### Textauszug:

***

Oberlandesgericht Frankfurt am Main, Urteil vom 24.01.2017 – 8 U 119/15

Hintergrund

Die Parteien streiten über das Vorliegen eines Behandlungsfehlers im Zusammenhang mit dem Tod der Ehefrau des Klägers und die genauen Umstände, unter denen diese das Krankenhaus verlassen hat.

Der Kläger hatte sich aufgrund von Schmerzen im Hals der verstorbenen Ehefrau in das Krankenhaus einer der Beklagten zunächst in den kassenärztlichen Bereitschaftsdienst begeben. Der Bereitschaftsarzt stufte nach körperlicher Untersuchung das EKG und den Blutdruck als unauffällig ein. Trotz dessen begab sich der Kläger mit seiner Ehefrau in die Kardiologie. Der dort tätige Kardiologe bot der Ehefrau ein Bett auf der Station und weitere Überlegungszeit an, welche diese nicht wahrnahm. Etwaige Informationen oder Empfehlung zu möglichen Risiken einer Ablehnung einer stationären Aufnahme gab der Kardiologe jedoch nicht. Bevor dieser Kläger und Ehefrau nochmals aufsuchen konnte, waren diese samt EKG und Einweisung nach Hause gefahren, wo die Ehefrau sodann verstarb.

***

Strukturierte Daten zur Seitenanalyse
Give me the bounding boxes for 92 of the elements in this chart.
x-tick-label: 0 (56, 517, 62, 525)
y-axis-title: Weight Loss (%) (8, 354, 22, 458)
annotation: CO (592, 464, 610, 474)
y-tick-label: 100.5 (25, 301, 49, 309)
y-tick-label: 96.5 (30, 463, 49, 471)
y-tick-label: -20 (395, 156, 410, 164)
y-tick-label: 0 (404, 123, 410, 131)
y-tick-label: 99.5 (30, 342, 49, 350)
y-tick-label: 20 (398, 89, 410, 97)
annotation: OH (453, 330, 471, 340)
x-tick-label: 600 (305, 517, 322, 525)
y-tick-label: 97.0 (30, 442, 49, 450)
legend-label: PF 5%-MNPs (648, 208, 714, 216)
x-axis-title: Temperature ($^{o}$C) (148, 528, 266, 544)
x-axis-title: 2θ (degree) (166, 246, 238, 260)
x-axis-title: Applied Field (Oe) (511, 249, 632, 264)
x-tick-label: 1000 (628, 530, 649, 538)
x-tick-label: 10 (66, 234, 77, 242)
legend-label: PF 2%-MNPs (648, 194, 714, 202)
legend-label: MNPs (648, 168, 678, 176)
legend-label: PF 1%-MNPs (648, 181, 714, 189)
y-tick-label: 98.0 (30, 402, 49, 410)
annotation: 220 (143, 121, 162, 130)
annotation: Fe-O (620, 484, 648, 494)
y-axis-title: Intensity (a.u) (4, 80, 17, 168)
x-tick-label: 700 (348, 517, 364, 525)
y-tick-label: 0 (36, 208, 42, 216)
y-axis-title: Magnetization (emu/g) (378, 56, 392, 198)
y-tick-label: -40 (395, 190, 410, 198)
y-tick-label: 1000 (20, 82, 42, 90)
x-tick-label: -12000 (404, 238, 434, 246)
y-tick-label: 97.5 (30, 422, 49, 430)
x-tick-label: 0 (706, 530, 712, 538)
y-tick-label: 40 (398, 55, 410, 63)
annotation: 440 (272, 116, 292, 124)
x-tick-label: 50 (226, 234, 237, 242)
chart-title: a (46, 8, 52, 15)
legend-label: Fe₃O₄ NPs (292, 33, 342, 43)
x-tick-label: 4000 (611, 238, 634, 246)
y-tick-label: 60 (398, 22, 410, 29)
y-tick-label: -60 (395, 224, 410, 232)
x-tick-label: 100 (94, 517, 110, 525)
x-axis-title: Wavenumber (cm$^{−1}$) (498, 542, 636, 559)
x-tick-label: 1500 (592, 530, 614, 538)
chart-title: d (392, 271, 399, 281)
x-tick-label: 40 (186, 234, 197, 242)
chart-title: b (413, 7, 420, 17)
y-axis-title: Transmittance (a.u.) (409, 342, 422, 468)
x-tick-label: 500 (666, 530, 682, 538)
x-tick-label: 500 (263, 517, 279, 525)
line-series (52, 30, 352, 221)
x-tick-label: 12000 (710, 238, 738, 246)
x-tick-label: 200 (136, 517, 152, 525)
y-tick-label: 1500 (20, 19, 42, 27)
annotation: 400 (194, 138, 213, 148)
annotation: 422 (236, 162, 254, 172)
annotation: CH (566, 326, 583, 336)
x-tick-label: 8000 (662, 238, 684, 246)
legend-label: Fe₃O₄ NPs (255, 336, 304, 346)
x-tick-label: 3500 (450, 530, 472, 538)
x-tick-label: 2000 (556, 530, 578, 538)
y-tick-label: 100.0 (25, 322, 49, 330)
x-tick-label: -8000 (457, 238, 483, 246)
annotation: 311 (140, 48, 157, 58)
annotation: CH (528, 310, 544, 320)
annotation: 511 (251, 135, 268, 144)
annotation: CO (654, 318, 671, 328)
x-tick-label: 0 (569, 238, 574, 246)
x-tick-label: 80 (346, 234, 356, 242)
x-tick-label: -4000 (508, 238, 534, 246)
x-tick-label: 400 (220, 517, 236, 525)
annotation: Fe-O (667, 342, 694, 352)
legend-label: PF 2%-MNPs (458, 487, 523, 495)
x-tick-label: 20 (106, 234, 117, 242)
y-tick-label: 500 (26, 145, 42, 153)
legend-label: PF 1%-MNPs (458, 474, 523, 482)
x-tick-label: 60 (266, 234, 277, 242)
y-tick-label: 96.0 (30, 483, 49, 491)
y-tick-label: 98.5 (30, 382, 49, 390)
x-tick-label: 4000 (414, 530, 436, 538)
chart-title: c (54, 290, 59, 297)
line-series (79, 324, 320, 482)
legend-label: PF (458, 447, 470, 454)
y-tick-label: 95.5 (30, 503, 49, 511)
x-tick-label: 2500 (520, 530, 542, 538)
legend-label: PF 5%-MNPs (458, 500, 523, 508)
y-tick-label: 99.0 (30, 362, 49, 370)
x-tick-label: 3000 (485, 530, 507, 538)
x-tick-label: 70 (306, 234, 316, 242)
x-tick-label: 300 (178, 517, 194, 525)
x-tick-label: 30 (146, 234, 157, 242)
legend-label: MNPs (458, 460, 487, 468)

***

### Fragen:
(a) Wie stufte der Bereitschaftsarzt laut dem Text zum Frankfurter Urteil das EKG und den Blutdruck ein?
(b) Führen Sie den Text zum Frankfurter Urteil im Anschluss an seinen letzten Satz weiter.

### Schriftliche Antworten:
(a) Als unauffällig.

(b)
Der Kläger machte erstinstanzlich gelten, dass durch den Einsatz einer Sofortmaßnahme, der Vergabe von Marcumar mit einem Tropf, das Leben seiner Ehefrau noch hätte gerettet werden können.

Der Kläger begehrte im Wege der Gesamtrechtsfolge gem. § 1922 Abs.1 BGB ein Schmerzensgeld, Ersatz des ihm angeblich entstandenen Unterhaltsschadens für die Zeit ab dem Tod seiner Ehefrau sowie Freistellung von vorgerichtlichen Rechtsanwalts-kosten, was das OLG Frankfurt als Berufsinstanz jedoch abgelehnt hat.

Gründe

Ein Arzt müsse nicht jede Minute des Aufenthaltes eines Patienten in einer Klinik damit rechnen, dass sich dieser plötzlich unerwartet und absprachewidrig entferne. Daher ergebe sich auch nicht die Pflicht unmittelbar zu Beginn des ersten Arzt-Patienten-Gespräches darauf hinweisen, dass bei einem absprache-widrigen Entfernen des Patienten aus der Klinik eine lebensbedrohliche Situation entstehen könne. Somit könne ihm in einem derartigen Fall keine Aufklärungspflicht-verletzung (hier in Form des Unterlassens der Sicherungsaufklärung) vorgeworfen werden.

Auf die Frage der Dokumentation komme es nicht mehr an. Die Ärzte hätten unter den geschilderten außergewöhnlichen Umständen des Falles keine Behandlungsdokumentation anlegen müssen, da das unangekündigte und nicht abgesprochene Entfernen aus der Klinik nur dahingehend zu verstehen war, dass keine Behandlung in der Klinik mehr gewünscht sei.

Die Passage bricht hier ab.